# [Problem]
Give every line from the entries that contains "html".

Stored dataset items
# # #

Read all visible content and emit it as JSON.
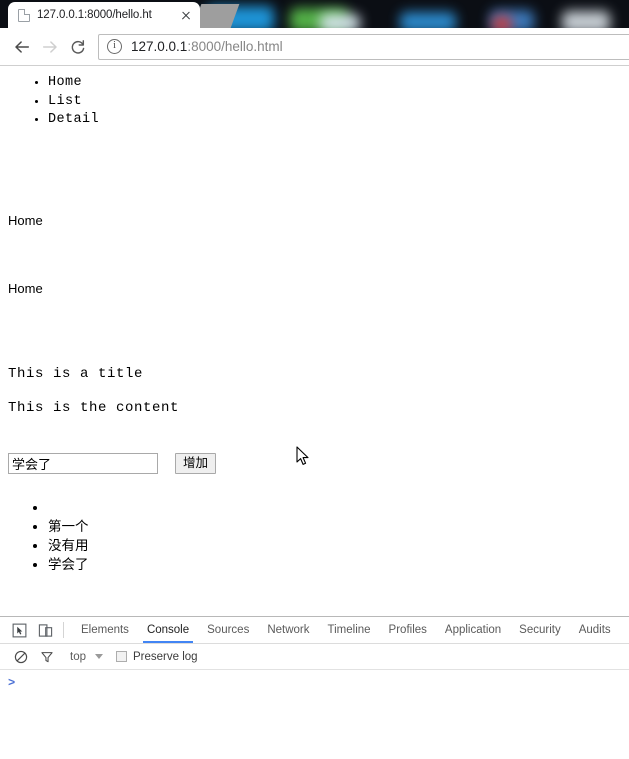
{
  "browser": {
    "tab": {
      "title": "127.0.0.1:8000/hello.ht",
      "favicon_name": "page-icon",
      "close_name": "close-icon"
    },
    "toolbar": {
      "back_label": "back-arrow-icon",
      "forward_label": "forward-arrow-icon",
      "reload_label": "reload-icon",
      "url_host": "127.0.0.1",
      "url_rest": ":8000/hello.html",
      "url_full": "127.0.0.1:8000/hello.html",
      "security_icon": "info-circle-icon"
    }
  },
  "page": {
    "nav_list": [
      "Home",
      "List",
      "Detail"
    ],
    "text_home_1": "Home",
    "text_home_2": "Home",
    "title_text": "This is a title",
    "content_text": "This is the content",
    "form": {
      "input_value": "学会了",
      "input_placeholder": "",
      "add_button_label": "增加"
    },
    "todo_list": [
      "",
      "第一个",
      "没有用",
      "学会了"
    ]
  },
  "devtools": {
    "tools": {
      "inspect_icon": "inspect-element-icon",
      "device_icon": "device-toolbar-icon"
    },
    "tabs": [
      {
        "label": "Elements",
        "active": false
      },
      {
        "label": "Console",
        "active": true
      },
      {
        "label": "Sources",
        "active": false
      },
      {
        "label": "Network",
        "active": false
      },
      {
        "label": "Timeline",
        "active": false
      },
      {
        "label": "Profiles",
        "active": false
      },
      {
        "label": "Application",
        "active": false
      },
      {
        "label": "Security",
        "active": false
      },
      {
        "label": "Audits",
        "active": false
      }
    ],
    "console": {
      "clear_icon": "clear-console-icon",
      "filter_icon": "filter-funnel-icon",
      "context": "top",
      "preserve_log_label": "Preserve log",
      "preserve_log_checked": false,
      "prompt": ">"
    }
  },
  "colors": {
    "accent_blue": "#4285f4",
    "prompt_blue": "#4a6fd4",
    "tabstrip_dark": "#0b0e14",
    "url_host": "#202124",
    "url_rest": "#868686"
  }
}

# # #

# [Solution to the problem]
      "url_rest": ":8000/hello.html",
      "url_full": "127.0.0.1:8000/hello.html",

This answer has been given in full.